» **Recorded data**
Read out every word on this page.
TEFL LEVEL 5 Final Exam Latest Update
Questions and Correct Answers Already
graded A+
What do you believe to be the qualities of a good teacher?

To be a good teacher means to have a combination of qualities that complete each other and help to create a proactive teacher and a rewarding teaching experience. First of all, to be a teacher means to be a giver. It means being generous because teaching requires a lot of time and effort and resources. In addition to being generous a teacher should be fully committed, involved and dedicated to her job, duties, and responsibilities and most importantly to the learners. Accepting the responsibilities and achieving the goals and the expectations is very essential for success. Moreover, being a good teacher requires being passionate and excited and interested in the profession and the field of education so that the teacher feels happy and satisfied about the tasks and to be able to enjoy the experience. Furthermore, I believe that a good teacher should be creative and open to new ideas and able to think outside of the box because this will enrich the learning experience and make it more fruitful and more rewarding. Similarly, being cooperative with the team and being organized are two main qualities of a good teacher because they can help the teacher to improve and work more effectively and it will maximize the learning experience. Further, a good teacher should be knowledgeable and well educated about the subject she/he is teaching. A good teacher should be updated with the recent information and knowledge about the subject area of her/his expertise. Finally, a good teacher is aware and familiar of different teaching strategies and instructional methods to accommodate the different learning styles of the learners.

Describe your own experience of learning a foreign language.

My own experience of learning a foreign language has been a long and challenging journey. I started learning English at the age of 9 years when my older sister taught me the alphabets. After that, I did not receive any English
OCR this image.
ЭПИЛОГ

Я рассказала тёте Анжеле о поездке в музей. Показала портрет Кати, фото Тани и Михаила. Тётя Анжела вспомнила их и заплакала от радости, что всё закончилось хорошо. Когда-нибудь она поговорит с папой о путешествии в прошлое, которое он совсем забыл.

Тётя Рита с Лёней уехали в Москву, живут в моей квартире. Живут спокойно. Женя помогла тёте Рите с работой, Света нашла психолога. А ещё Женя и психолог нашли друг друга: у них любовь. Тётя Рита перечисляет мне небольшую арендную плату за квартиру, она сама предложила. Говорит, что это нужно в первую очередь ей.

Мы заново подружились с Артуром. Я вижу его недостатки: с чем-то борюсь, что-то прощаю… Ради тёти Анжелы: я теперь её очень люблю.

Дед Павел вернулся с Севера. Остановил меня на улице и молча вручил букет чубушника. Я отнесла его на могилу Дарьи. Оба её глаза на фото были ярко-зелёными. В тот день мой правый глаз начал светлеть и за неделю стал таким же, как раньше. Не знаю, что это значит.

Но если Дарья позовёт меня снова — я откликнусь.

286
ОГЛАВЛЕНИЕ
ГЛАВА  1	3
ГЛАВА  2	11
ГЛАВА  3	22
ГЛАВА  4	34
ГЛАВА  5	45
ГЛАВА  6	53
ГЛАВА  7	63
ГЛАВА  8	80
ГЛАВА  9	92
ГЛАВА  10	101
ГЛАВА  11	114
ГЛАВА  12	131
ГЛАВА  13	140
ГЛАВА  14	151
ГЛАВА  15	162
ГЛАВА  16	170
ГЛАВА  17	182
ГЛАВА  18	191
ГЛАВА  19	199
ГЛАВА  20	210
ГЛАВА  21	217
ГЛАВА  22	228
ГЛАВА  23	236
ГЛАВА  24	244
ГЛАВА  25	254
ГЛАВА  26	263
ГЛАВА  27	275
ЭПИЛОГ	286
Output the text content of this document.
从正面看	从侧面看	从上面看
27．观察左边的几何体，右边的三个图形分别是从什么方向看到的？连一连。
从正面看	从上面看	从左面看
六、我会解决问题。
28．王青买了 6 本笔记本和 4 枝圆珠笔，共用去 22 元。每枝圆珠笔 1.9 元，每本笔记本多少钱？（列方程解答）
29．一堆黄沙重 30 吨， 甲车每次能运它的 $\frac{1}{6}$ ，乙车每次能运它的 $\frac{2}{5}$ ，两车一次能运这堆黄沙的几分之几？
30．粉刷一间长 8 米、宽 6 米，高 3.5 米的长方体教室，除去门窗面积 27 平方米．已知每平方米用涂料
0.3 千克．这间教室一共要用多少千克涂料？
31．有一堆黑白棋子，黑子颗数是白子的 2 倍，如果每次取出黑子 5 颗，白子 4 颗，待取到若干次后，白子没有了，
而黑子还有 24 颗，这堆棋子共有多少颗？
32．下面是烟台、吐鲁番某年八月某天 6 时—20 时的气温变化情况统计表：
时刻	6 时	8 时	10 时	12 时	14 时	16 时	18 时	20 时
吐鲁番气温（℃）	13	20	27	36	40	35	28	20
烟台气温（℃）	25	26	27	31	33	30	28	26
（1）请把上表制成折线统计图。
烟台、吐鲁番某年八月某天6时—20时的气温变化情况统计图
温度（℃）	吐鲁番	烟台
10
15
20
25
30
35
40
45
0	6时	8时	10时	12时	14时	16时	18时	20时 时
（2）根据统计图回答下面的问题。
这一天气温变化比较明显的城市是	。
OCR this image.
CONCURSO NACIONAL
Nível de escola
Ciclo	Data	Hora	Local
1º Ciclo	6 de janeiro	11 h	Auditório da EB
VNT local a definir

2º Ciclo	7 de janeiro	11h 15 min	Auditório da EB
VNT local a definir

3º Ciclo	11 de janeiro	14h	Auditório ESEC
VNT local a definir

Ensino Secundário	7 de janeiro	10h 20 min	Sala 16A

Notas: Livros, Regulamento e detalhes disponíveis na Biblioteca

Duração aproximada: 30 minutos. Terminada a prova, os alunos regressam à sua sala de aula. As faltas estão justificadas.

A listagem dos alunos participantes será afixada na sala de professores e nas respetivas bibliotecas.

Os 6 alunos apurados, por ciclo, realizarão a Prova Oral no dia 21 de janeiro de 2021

» **Your goal**
Tally the lines of the records holding the word "janeiro", then state only the tally.

» **Completed exercise**
5